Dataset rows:
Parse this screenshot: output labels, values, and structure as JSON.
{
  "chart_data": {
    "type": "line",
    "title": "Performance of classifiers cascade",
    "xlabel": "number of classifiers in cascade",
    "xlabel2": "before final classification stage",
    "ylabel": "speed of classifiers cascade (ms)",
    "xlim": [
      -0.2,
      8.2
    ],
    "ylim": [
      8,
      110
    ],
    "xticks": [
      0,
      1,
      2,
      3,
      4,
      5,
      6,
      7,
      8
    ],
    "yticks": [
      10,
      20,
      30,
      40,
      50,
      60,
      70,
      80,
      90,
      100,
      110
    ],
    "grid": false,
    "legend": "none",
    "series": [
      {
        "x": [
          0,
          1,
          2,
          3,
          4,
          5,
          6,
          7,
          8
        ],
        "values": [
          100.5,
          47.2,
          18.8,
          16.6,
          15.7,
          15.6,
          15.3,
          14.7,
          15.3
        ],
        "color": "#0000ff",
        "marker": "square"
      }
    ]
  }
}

### WORK TO BE COMPLETED
Type the whole listing again, unaltered.

### OUTPUT FOR THIS EXERCISE
Parse this screenshot: output labels, values, and structure as JSON.
{
  "chart_data": {
    "type": "line",
    "title": "Performance of classifiers cascade",
    "xlabel": "number of classifiers in cascade",
    "xlabel2": "before final classification stage",
    "ylabel": "speed of classifiers cascade (ms)",
    "xlim": [
      -0.2,
      8.2
    ],
    "ylim": [
      8,
      110
    ],
    "xticks": [
      0,
      1,
      2,
      3,
      4,
      5,
      6,
      7,
      8
    ],
    "yticks": [
      10,
      20,
      30,
      40,
      50,
      60,
      70,
      80,
      90,
      100,
      110
    ],
    "grid": false,
    "legend": "none",
    "series": [
      {
        "x": [
          0,
          1,
          2,
          3,
          4,
          5,
          6,
          7,
          8
        ],
        "values": [
          100.5,
          47.2,
          18.8,
          16.6,
          15.7,
          15.6,
          15.3,
          14.7,
          15.3
        ],
        "color": "#0000ff",
        "marker": "square"
      }
    ]
  }
}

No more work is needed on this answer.